Task instructions: What do the lines say from the one containing "Read out every word on this page." to the end of the records? Restate them word for word, and only those.

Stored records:
☆ ☆ ☆ ☆ ☆
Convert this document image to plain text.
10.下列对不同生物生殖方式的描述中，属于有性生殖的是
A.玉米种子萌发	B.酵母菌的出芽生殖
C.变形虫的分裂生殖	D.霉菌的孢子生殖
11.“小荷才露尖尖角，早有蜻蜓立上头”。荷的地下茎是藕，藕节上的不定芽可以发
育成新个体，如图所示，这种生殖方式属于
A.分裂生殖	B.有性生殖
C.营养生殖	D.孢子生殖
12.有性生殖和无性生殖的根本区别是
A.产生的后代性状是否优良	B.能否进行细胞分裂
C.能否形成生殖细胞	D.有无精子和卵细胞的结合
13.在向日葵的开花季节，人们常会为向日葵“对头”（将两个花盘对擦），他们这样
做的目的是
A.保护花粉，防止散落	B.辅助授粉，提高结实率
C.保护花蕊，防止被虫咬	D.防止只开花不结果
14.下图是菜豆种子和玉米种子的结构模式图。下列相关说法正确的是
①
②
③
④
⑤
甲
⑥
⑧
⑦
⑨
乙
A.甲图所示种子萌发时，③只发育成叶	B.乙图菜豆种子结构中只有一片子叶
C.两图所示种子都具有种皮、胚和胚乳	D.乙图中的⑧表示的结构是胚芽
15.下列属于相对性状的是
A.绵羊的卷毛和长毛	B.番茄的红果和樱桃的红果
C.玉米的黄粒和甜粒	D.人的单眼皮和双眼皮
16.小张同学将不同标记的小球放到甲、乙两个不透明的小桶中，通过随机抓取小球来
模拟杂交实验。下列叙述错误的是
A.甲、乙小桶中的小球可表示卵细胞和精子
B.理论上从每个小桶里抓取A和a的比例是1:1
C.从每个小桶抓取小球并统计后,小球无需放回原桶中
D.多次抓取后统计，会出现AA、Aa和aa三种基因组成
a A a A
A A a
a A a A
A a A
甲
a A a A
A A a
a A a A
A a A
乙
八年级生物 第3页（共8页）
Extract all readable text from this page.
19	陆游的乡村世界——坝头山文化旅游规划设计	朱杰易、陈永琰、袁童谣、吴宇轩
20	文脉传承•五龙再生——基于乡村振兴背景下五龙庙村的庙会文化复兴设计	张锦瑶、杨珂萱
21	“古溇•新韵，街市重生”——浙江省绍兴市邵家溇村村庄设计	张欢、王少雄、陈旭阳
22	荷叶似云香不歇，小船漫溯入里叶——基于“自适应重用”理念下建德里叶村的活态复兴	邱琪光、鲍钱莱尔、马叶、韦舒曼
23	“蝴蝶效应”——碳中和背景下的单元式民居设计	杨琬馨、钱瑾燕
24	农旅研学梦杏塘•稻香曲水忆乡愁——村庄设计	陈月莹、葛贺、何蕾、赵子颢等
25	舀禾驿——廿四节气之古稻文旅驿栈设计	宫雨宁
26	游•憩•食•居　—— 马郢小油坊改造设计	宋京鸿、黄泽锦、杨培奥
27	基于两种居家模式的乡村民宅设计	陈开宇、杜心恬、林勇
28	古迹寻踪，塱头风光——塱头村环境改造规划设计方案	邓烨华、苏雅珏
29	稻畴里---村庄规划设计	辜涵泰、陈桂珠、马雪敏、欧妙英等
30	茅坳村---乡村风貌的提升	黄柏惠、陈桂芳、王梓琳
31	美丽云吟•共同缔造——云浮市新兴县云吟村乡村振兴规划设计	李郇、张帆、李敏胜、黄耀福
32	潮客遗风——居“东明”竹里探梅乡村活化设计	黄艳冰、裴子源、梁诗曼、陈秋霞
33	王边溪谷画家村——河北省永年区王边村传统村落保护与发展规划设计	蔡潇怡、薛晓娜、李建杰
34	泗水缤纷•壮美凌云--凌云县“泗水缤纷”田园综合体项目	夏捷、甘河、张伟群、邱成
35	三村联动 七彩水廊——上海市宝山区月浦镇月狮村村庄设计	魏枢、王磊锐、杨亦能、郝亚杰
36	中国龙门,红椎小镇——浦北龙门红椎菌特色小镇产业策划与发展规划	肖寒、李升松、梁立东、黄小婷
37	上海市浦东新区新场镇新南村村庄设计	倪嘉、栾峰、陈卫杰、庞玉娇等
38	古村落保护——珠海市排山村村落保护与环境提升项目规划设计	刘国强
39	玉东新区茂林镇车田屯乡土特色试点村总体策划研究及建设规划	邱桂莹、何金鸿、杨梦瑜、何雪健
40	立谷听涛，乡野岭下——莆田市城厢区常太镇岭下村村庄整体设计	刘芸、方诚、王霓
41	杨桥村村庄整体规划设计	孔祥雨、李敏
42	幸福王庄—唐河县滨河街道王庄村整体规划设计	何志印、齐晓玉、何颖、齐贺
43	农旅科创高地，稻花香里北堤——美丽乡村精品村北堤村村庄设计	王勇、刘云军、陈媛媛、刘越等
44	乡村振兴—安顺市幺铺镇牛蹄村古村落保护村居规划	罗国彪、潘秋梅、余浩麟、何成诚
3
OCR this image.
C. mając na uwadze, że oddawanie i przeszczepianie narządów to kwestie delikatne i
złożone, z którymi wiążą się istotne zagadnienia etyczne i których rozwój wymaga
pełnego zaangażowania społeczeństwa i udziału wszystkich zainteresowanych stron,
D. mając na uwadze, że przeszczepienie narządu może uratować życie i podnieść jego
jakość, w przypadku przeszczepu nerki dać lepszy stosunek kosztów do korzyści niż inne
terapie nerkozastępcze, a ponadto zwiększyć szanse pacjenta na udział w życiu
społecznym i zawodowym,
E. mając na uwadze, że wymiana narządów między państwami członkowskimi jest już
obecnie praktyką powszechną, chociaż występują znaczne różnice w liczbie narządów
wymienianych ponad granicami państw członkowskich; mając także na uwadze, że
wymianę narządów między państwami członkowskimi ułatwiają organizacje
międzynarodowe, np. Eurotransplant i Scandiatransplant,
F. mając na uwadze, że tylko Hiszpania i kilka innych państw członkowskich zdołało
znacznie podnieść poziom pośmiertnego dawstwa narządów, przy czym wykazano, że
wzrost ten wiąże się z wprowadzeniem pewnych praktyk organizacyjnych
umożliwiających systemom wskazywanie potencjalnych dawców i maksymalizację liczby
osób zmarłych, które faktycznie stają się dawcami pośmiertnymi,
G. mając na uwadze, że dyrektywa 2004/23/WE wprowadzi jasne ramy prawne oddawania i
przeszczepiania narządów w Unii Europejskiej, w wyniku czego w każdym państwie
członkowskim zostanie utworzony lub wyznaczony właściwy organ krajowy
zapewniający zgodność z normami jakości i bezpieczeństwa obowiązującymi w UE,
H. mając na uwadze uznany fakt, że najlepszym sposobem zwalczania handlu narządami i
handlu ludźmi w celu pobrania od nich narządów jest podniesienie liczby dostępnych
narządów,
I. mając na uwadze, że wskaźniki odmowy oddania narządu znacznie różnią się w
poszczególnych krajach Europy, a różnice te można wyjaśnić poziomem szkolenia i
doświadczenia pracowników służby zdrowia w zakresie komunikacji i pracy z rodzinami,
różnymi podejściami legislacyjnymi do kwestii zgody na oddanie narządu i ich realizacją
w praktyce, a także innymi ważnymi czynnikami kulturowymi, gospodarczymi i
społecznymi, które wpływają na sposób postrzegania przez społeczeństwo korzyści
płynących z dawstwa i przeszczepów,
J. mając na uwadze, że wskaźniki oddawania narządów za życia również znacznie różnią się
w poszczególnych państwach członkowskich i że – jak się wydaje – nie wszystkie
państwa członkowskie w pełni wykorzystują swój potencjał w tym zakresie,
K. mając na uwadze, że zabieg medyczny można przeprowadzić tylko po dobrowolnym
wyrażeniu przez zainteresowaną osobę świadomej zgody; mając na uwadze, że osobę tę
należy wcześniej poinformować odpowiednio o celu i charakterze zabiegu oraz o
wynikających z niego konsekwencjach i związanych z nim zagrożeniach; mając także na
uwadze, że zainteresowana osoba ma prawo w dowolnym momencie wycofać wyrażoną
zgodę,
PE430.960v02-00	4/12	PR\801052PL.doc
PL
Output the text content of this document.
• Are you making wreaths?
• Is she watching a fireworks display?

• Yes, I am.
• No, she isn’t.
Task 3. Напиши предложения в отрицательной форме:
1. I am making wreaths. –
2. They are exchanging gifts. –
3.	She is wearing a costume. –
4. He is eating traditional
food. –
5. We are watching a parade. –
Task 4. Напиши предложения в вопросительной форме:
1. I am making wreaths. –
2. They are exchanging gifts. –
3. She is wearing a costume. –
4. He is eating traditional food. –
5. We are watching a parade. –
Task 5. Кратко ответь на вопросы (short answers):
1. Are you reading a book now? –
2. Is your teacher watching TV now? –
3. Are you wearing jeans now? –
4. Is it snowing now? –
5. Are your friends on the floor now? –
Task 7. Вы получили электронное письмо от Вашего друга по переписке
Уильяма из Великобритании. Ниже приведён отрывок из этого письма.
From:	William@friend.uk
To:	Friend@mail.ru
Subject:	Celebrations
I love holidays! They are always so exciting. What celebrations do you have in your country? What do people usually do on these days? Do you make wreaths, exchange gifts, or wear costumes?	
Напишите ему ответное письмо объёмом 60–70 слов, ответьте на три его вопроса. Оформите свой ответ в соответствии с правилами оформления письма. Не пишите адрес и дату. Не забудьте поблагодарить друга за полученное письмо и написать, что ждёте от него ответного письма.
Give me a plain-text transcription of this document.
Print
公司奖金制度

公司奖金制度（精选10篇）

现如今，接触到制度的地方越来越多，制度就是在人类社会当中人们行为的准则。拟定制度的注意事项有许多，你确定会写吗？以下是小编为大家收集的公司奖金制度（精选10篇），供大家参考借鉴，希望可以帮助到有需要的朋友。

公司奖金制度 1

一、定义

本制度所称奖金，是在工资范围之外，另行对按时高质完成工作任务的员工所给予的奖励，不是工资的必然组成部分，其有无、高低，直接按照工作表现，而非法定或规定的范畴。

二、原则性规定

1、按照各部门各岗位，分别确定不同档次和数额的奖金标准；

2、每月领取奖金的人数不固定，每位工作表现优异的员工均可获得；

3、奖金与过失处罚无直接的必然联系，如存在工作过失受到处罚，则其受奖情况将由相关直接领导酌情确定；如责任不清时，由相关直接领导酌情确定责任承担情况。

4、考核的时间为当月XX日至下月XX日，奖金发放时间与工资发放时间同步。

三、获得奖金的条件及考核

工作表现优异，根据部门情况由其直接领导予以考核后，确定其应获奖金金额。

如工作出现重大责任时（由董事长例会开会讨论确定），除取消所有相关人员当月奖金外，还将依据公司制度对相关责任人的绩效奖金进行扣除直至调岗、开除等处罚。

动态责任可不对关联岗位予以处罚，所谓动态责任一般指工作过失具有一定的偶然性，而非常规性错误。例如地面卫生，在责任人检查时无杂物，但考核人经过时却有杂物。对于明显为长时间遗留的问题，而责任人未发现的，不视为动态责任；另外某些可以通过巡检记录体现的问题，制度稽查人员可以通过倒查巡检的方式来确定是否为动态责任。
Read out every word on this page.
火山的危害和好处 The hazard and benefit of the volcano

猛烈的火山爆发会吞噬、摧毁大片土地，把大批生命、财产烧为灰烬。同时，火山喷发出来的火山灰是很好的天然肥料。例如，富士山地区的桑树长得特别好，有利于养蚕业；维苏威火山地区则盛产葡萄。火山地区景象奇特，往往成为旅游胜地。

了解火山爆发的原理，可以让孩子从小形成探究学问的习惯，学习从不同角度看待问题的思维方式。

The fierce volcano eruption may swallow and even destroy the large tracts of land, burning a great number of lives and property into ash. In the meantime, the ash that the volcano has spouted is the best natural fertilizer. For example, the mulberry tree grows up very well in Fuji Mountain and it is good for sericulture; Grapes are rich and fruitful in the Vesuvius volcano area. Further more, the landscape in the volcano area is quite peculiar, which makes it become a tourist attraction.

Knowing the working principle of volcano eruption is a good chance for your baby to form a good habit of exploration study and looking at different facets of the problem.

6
☆ ☆ ☆ ☆ ☆
Task output:
Read out every word on this page.
火山的危害和好处 The hazard and benefit of the volcano

猛烈的火山爆发会吞噬、摧毁大片土地，把大批生命、财产烧为灰烬。同时，火山喷发出来的火山灰是很好的天然肥料。例如，富士山地区的桑树长得特别好，有利于养蚕业；维苏威火山地区则盛产葡萄。火山地区景象奇特，往往成为旅游胜地。

了解火山爆发的原理，可以让孩子从小形成探究学问的习惯，学习从不同角度看待问题的思维方式。

The fierce volcano eruption may swallow and even destroy the large tracts of land, burning a great number of lives and property into ash. In the meantime, the ash that the volcano has spouted is the best natural fertilizer. For example, the mulberry tree grows up very well in Fuji Mountain and it is good for sericulture; Grapes are rich and fruitful in the Vesuvius volcano area. Further more, the landscape in the volcano area is quite peculiar, which makes it become a tourist attraction.

Knowing the working principle of volcano eruption is a good chance for your baby to form a good habit of exploration study and looking at different facets of the problem.

6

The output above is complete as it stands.